Dataset extract ->
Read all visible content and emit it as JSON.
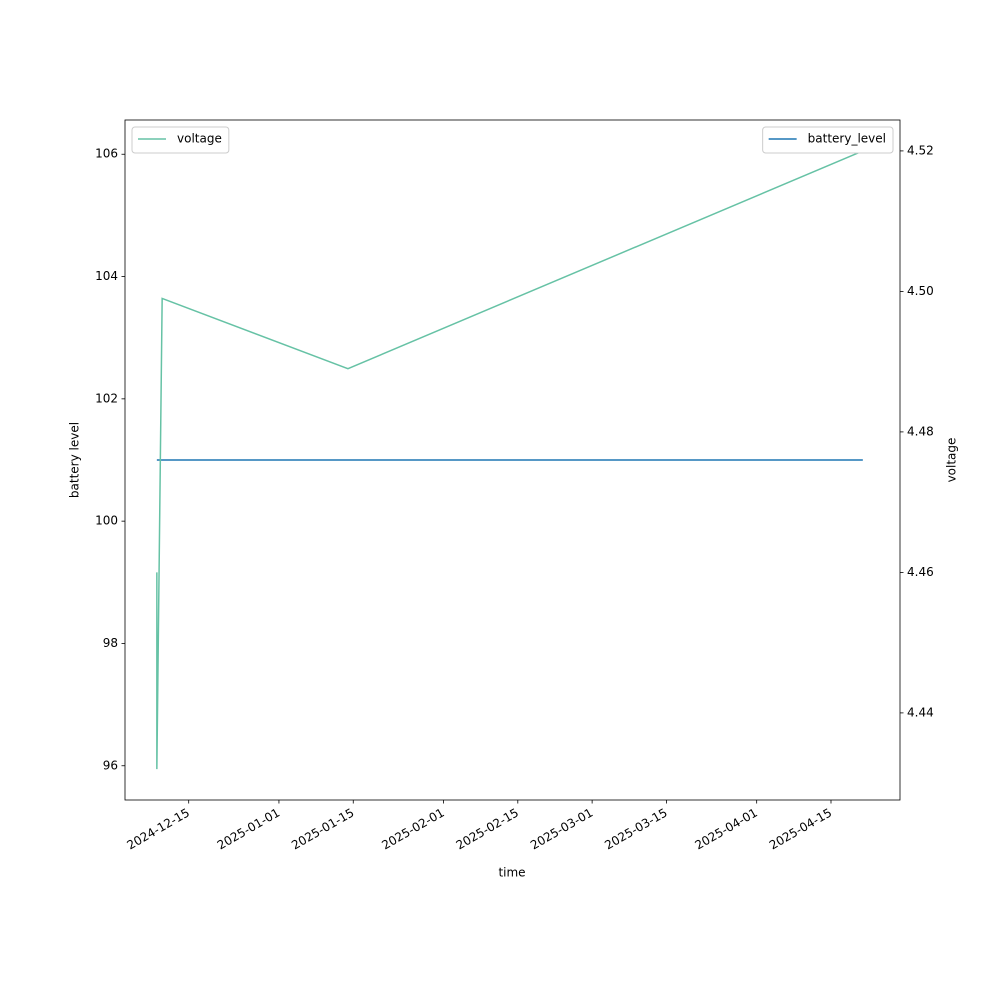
{
  "chart_data": {
    "type": "line",
    "xlabel": "time",
    "ylabel": "battery level",
    "y2label": "voltage",
    "x": [
      "2024-12-09",
      "2024-12-09",
      "2024-12-10",
      "2025-01-14",
      "2025-04-21"
    ],
    "series": [
      {
        "name": "battery_level",
        "color": "#1f77b4",
        "axis": "y",
        "legend_loc": "upper right",
        "values": [
          101,
          101,
          101,
          101,
          101
        ]
      },
      {
        "name": "voltage",
        "color": "#66c2a5",
        "axis": "y2",
        "legend_loc": "upper left",
        "values": [
          4.46,
          4.432,
          4.499,
          4.489,
          4.52
        ]
      }
    ],
    "xlim": [
      "2024-12-03",
      "2025-04-28"
    ],
    "xticks": [
      "2024-12-15",
      "2025-01-01",
      "2025-01-15",
      "2025-02-01",
      "2025-02-15",
      "2025-03-01",
      "2025-03-15",
      "2025-04-01",
      "2025-04-15"
    ],
    "ylim": [
      95.44,
      106.56
    ],
    "yticks": [
      96,
      98,
      100,
      102,
      104,
      106
    ],
    "y2lim": [
      4.4276,
      4.5244
    ],
    "y2ticks": [
      4.44,
      4.46,
      4.48,
      {
        "value": 4.5,
        "label": "4.50"
      },
      4.52
    ]
  }
}
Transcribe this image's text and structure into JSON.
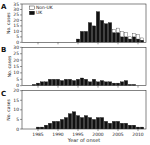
{
  "chart_data": [
    {
      "type": "bar",
      "title": "A",
      "stacked": true,
      "legend": "upper left",
      "grid": false,
      "tick_labels": "y",
      "ylabel": "No. cases",
      "x": [
        1982,
        1983,
        1984,
        1985,
        1986,
        1987,
        1988,
        1989,
        1990,
        1991,
        1992,
        1993,
        1994,
        1995,
        1996,
        1997,
        1998,
        1999,
        2000,
        2001,
        2002,
        2003,
        2004,
        2005,
        2006,
        2007,
        2008,
        2009,
        2010,
        2011
      ],
      "series": [
        {
          "name": "UK",
          "color": "#111111",
          "values": [
            0,
            0,
            0,
            0,
            0,
            0,
            0,
            0,
            0,
            0,
            0,
            0,
            0,
            3,
            10,
            10,
            18,
            15,
            28,
            20,
            17,
            18,
            9,
            9,
            5,
            5,
            3,
            5,
            3,
            2
          ]
        },
        {
          "name": "Non-UK",
          "color": "#ffffff",
          "values": [
            0,
            0,
            0,
            0,
            0,
            0,
            0,
            0,
            0,
            0,
            0,
            0,
            0,
            0,
            0,
            0,
            0,
            0,
            0,
            0,
            0,
            0,
            3,
            4,
            5,
            4,
            2,
            3,
            4,
            2
          ]
        }
      ],
      "xlim": [
        1981,
        2012
      ],
      "xticks": [
        1985,
        1990,
        1995,
        2000,
        2005,
        2010
      ],
      "ylim": [
        0,
        35
      ],
      "yticks": [
        0,
        5,
        10,
        15,
        20,
        25,
        30,
        35
      ]
    },
    {
      "type": "bar",
      "title": "B",
      "grid": false,
      "tick_labels": "y",
      "ylabel": "No. cases",
      "x": [
        1982,
        1983,
        1984,
        1985,
        1986,
        1987,
        1988,
        1989,
        1990,
        1991,
        1992,
        1993,
        1994,
        1995,
        1996,
        1997,
        1998,
        1999,
        2000,
        2001,
        2002,
        2003,
        2004,
        2005,
        2006,
        2007,
        2008,
        2009,
        2010,
        2011
      ],
      "values": [
        0,
        0,
        1,
        2,
        3,
        3,
        5,
        5,
        5,
        4,
        5,
        5,
        4,
        5,
        6,
        5,
        3,
        5,
        3,
        4,
        3,
        3,
        2,
        2,
        3,
        4,
        1,
        1,
        0,
        0
      ],
      "color": "#111111",
      "xlim": [
        1981,
        2012
      ],
      "xticks": [
        1985,
        1990,
        1995,
        2000,
        2005,
        2010
      ],
      "ylim": [
        0,
        30
      ],
      "yticks": [
        0,
        5,
        10,
        15,
        20,
        25,
        30
      ]
    },
    {
      "type": "bar",
      "title": "C",
      "grid": false,
      "xlabel": "Year of onset",
      "ylabel": "No. cases",
      "x": [
        1982,
        1983,
        1984,
        1985,
        1986,
        1987,
        1988,
        1989,
        1990,
        1991,
        1992,
        1993,
        1994,
        1995,
        1996,
        1997,
        1998,
        1999,
        2000,
        2001,
        2002,
        2003,
        2004,
        2005,
        2006,
        2007,
        2008,
        2009,
        2010,
        2011
      ],
      "values": [
        0,
        0,
        0,
        1,
        1,
        2,
        3,
        4,
        4,
        5,
        6,
        8,
        9,
        7,
        6,
        7,
        6,
        5,
        6,
        6,
        4,
        3,
        4,
        4,
        3,
        3,
        2,
        2,
        1,
        1
      ],
      "color": "#111111",
      "xlim": [
        1981,
        2012
      ],
      "xticks": [
        1985,
        1990,
        1995,
        2000,
        2005,
        2010
      ],
      "ylim": [
        0,
        20
      ],
      "yticks": [
        0,
        5,
        10,
        15,
        20
      ]
    }
  ]
}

Request -> All the records above need to be given again word for word. Skip the pictures.

Response ->
Read all visible content and emit it as JSON.
{
  "chart_data": {
    "type": "line",
    "xlabel": "time",
    "ylabel": "battery level",
    "y2label": "voltage",
    "x": [
      "2024-12-09",
      "2024-12-09",
      "2024-12-10",
      "2025-01-14",
      "2025-04-21"
    ],
    "series": [
      {
        "name": "battery_level",
        "color": "#1f77b4",
        "axis": "y",
        "legend_loc": "upper right",
        "values": [
          101,
          101,
          101,
          101,
          101
        ]
      },
      {
        "name": "voltage",
        "color": "#66c2a5",
        "axis": "y2",
        "legend_loc": "upper left",
        "values": [
          4.46,
          4.432,
          4.499,
          4.489,
          4.52
        ]
      }
    ],
    "xlim": [
      "2024-12-03",
      "2025-04-28"
    ],
    "xticks": [
      "2024-12-15",
      "2025-01-01",
      "2025-01-15",
      "2025-02-01",
      "2025-02-15",
      "2025-03-01",
      "2025-03-15",
      "2025-04-01",
      "2025-04-15"
    ],
    "ylim": [
      95.44,
      106.56
    ],
    "yticks": [
      96,
      98,
      100,
      102,
      104,
      106
    ],
    "y2lim": [
      4.4276,
      4.5244
    ],
    "y2ticks": [
      4.44,
      4.46,
      4.48,
      {
        "value": 4.5,
        "label": "4.50"
      },
      4.52
    ]
  }
}
Transcribe this image's text and structure into JSON.
{
  "chart_data": [
    {
      "type": "bar",
      "title": "A",
      "stacked": true,
      "legend": "upper left",
      "grid": false,
      "tick_labels": "y",
      "ylabel": "No. cases",
      "x": [
        1982,
        1983,
        1984,
        1985,
        1986,
        1987,
        1988,
        1989,
        1990,
        1991,
        1992,
        1993,
        1994,
        1995,
        1996,
        1997,
        1998,
        1999,
        2000,
        2001,
        2002,
        2003,
        2004,
        2005,
        2006,
        2007,
        2008,
        2009,
        2010,
        2011
      ],
      "series": [
        {
          "name": "UK",
          "color": "#111111",
          "values": [
            0,
            0,
            0,
            0,
            0,
            0,
            0,
            0,
            0,
            0,
            0,
            0,
            0,
            3,
            10,
            10,
            18,
            15,
            28,
            20,
            17,
            18,
            9,
            9,
            5,
            5,
            3,
            5,
            3,
            2
          ]
        },
        {
          "name": "Non-UK",
          "color": "#ffffff",
          "values": [
            0,
            0,
            0,
            0,
            0,
            0,
            0,
            0,
            0,
            0,
            0,
            0,
            0,
            0,
            0,
            0,
            0,
            0,
            0,
            0,
            0,
            0,
            3,
            4,
            5,
            4,
            2,
            3,
            4,
            2
          ]
        }
      ],
      "xlim": [
        1981,
        2012
      ],
      "xticks": [
        1985,
        1990,
        1995,
        2000,
        2005,
        2010
      ],
      "ylim": [
        0,
        35
      ],
      "yticks": [
        0,
        5,
        10,
        15,
        20,
        25,
        30,
        35
      ]
    },
    {
      "type": "bar",
      "title": "B",
      "grid": false,
      "tick_labels": "y",
      "ylabel": "No. cases",
      "x": [
        1982,
        1983,
        1984,
        1985,
        1986,
        1987,
        1988,
        1989,
        1990,
        1991,
        1992,
        1993,
        1994,
        1995,
        1996,
        1997,
        1998,
        1999,
        2000,
        2001,
        2002,
        2003,
        2004,
        2005,
        2006,
        2007,
        2008,
        2009,
        2010,
        2011
      ],
      "values": [
        0,
        0,
        1,
        2,
        3,
        3,
        5,
        5,
        5,
        4,
        5,
        5,
        4,
        5,
        6,
        5,
        3,
        5,
        3,
        4,
        3,
        3,
        2,
        2,
        3,
        4,
        1,
        1,
        0,
        0
      ],
      "color": "#111111",
      "xlim": [
        1981,
        2012
      ],
      "xticks": [
        1985,
        1990,
        1995,
        2000,
        2005,
        2010
      ],
      "ylim": [
        0,
        30
      ],
      "yticks": [
        0,
        5,
        10,
        15,
        20,
        25,
        30
      ]
    },
    {
      "type": "bar",
      "title": "C",
      "grid": false,
      "xlabel": "Year of onset",
      "ylabel": "No. cases",
      "x": [
        1982,
        1983,
        1984,
        1985,
        1986,
        1987,
        1988,
        1989,
        1990,
        1991,
        1992,
        1993,
        1994,
        1995,
        1996,
        1997,
        1998,
        1999,
        2000,
        2001,
        2002,
        2003,
        2004,
        2005,
        2006,
        2007,
        2008,
        2009,
        2010,
        2011
      ],
      "values": [
        0,
        0,
        0,
        1,
        1,
        2,
        3,
        4,
        4,
        5,
        6,
        8,
        9,
        7,
        6,
        7,
        6,
        5,
        6,
        6,
        4,
        3,
        4,
        4,
        3,
        3,
        2,
        2,
        1,
        1
      ],
      "color": "#111111",
      "xlim": [
        1981,
        2012
      ],
      "xticks": [
        1985,
        1990,
        1995,
        2000,
        2005,
        2010
      ],
      "ylim": [
        0,
        20
      ],
      "yticks": [
        0,
        5,
        10,
        15,
        20
      ]
    }
  ]
}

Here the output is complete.